Data records
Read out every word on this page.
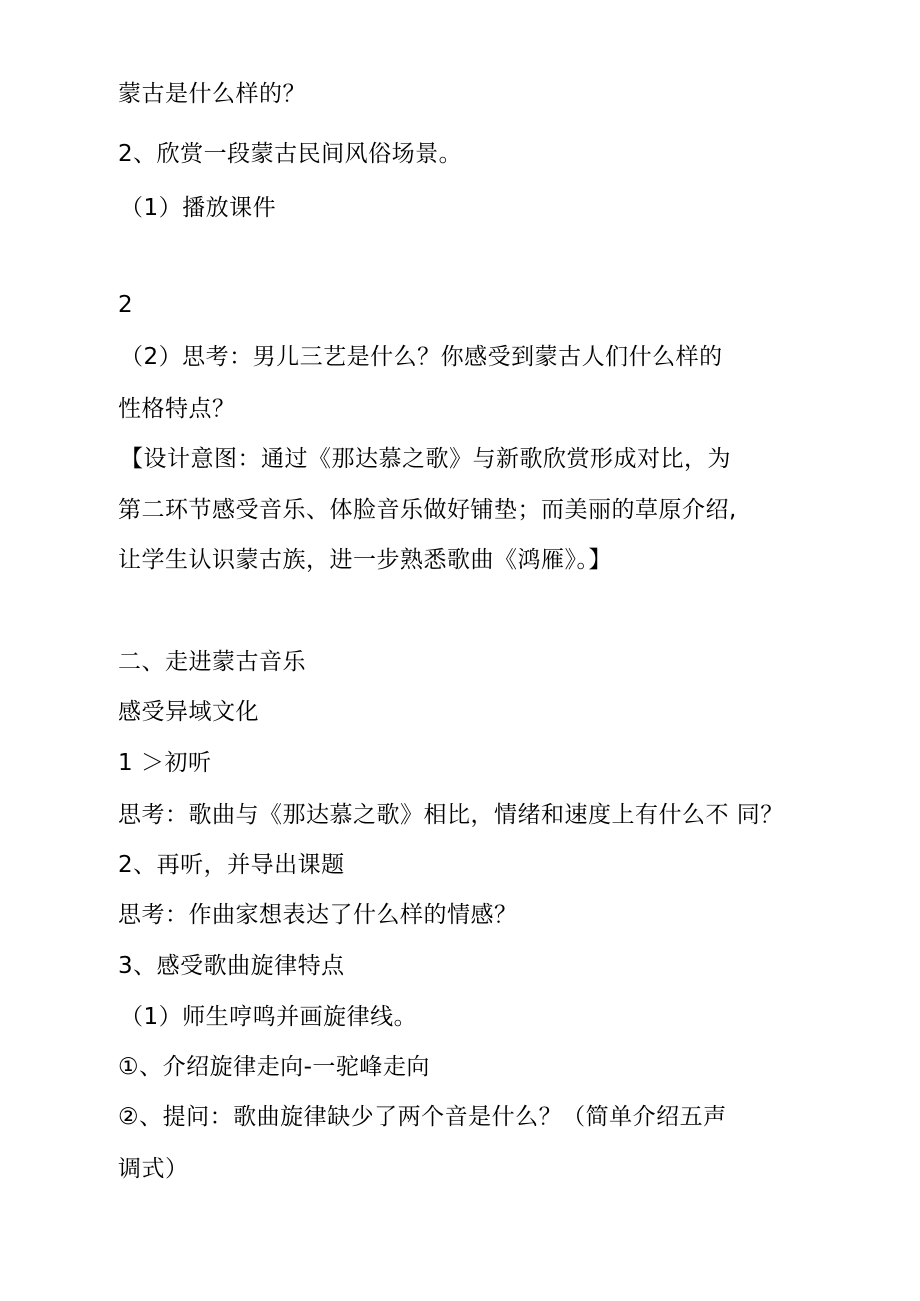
蒙古是什么样的？
2、欣赏一段蒙古民间风俗场景。
（1）播放课件
2
（2）思考：男儿三艺是什么？你感受到蒙古人们什么样的
性格特点？
【设计意图：通过《那达慕之歌》与新歌欣赏形成对比，为
第二环节感受音乐、体脸音乐做好铺垫；而美丽的草原介绍,
让学生认识蒙古族，进一步熟悉歌曲《鸿雁》。】
二、走进蒙古音乐
感受异域文化
1 ＞初听
思考：歌曲与《那达慕之歌》相比，情绪和速度上有什么不 同？
2、再听，并导出课题
思考：作曲家想表达了什么样的情感？
3、感受歌曲旋律特点
（1）师生哼鸣并画旋律线。
①、介绍旋律走向-一驼峰走向
②、提问：歌曲旋律缺少了两个音是什么？（简单介绍五声
调式）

AIM
Repeat the listing verbatim. Skip the pictures.

RESULT OF THE TASK
Read out every word on this page.
蒙古是什么样的？
2、欣赏一段蒙古民间风俗场景。
（1）播放课件
2
（2）思考：男儿三艺是什么？你感受到蒙古人们什么样的
性格特点？
【设计意图：通过《那达慕之歌》与新歌欣赏形成对比，为
第二环节感受音乐、体脸音乐做好铺垫；而美丽的草原介绍,
让学生认识蒙古族，进一步熟悉歌曲《鸿雁》。】
二、走进蒙古音乐
感受异域文化
1 ＞初听
思考：歌曲与《那达慕之歌》相比，情绪和速度上有什么不 同？
2、再听，并导出课题
思考：作曲家想表达了什么样的情感？
3、感受歌曲旋律特点
（1）师生哼鸣并画旋律线。
①、介绍旋律走向-一驼峰走向
②、提问：歌曲旋律缺少了两个音是什么？（简单介绍五声
调式）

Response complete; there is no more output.